» What the exercise asks
Send back the entries below exactly as they appear.

======

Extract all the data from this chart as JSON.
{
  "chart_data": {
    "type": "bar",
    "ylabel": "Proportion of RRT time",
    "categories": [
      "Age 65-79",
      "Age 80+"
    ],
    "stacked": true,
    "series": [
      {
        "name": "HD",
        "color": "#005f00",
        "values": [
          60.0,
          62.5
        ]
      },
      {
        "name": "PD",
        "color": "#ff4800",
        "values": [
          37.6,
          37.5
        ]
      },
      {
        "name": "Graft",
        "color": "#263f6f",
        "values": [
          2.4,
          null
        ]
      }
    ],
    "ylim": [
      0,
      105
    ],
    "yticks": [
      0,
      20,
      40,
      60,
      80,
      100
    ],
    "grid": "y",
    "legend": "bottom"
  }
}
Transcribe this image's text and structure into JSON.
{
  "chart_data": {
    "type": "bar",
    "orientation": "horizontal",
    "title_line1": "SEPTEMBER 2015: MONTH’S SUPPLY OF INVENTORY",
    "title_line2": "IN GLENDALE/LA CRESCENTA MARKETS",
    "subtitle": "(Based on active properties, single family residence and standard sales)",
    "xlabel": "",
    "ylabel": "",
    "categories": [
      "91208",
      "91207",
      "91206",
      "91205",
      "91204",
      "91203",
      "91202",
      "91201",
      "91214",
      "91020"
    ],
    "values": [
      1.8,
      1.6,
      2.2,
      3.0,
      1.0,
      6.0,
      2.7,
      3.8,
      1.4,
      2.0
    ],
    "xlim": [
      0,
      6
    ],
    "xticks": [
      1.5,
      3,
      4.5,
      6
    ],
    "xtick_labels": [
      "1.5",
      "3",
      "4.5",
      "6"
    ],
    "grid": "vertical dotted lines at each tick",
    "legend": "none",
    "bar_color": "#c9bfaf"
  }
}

======

» Exercise output
Extract all the data from this chart as JSON.
{
  "chart_data": {
    "type": "bar",
    "ylabel": "Proportion of RRT time",
    "categories": [
      "Age 65-79",
      "Age 80+"
    ],
    "stacked": true,
    "series": [
      {
        "name": "HD",
        "color": "#005f00",
        "values": [
          60.0,
          62.5
        ]
      },
      {
        "name": "PD",
        "color": "#ff4800",
        "values": [
          37.6,
          37.5
        ]
      },
      {
        "name": "Graft",
        "color": "#263f6f",
        "values": [
          2.4,
          null
        ]
      }
    ],
    "ylim": [
      0,
      105
    ],
    "yticks": [
      0,
      20,
      40,
      60,
      80,
      100
    ],
    "grid": "y",
    "legend": "bottom"
  }
}
Transcribe this image's text and structure into JSON.
{
  "chart_data": {
    "type": "bar",
    "orientation": "horizontal",
    "title_line1": "SEPTEMBER 2015: MONTH’S SUPPLY OF INVENTORY",
    "title_line2": "IN GLENDALE/LA CRESCENTA MARKETS",
    "subtitle": "(Based on active properties, single family residence and standard sales)",
    "xlabel": "",
    "ylabel": "",
    "categories": [
      "91208",
      "91207",
      "91206",
      "91205",
      "91204",
      "91203",
      "91202",
      "91201",
      "91214",
      "91020"
    ],
    "values": [
      1.8,
      1.6,
      2.2,
      3.0,
      1.0,
      6.0,
      2.7,
      3.8,
      1.4,
      2.0
    ],
    "xlim": [
      0,
      6
    ],
    "xticks": [
      1.5,
      3,
      4.5,
      6
    ],
    "xtick_labels": [
      "1.5",
      "3",
      "4.5",
      "6"
    ],
    "grid": "vertical dotted lines at each tick",
    "legend": "none",
    "bar_color": "#c9bfaf"
  }
}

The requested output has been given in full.